Looking through the listing, how many of its lines hold the word "Proveedores"? Answer with only the number.

——

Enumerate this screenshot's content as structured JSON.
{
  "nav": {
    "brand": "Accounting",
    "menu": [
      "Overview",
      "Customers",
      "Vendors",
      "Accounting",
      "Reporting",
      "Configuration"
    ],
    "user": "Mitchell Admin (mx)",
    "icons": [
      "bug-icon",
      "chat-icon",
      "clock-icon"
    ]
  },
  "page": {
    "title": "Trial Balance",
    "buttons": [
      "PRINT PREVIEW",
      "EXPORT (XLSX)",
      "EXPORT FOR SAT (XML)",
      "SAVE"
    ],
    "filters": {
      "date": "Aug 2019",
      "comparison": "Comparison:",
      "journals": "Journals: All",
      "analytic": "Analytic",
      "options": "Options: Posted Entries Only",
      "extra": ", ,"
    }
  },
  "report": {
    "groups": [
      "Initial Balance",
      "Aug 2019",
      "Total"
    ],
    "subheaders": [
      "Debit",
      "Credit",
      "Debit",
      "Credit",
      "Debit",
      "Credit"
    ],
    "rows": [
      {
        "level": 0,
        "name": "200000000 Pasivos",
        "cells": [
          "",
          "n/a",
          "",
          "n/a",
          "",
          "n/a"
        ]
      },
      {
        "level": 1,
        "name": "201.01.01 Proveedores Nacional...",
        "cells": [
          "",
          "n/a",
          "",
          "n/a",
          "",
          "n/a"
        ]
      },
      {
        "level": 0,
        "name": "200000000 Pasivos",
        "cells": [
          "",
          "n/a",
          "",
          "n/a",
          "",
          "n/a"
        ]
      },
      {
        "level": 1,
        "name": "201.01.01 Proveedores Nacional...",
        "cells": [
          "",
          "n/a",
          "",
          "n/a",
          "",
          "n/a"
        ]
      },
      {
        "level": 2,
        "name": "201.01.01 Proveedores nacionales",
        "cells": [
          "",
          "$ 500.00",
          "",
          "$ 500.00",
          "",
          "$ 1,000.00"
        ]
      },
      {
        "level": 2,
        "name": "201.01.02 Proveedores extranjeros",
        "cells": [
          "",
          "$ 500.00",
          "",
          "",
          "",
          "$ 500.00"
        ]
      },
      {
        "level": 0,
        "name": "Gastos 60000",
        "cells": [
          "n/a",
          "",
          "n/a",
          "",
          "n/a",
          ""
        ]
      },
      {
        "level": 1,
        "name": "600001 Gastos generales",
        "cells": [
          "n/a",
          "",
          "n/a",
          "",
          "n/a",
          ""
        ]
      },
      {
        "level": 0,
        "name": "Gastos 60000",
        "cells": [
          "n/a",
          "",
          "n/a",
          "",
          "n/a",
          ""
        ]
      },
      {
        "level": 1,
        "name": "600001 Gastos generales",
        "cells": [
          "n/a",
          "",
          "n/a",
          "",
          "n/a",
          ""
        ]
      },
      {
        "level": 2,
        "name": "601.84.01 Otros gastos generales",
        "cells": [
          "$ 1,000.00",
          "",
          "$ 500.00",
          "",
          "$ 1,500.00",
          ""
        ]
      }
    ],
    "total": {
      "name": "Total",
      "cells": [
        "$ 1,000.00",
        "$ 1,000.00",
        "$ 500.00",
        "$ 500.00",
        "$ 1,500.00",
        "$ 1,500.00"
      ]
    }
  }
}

——

--- TASK RESPONSE ---
4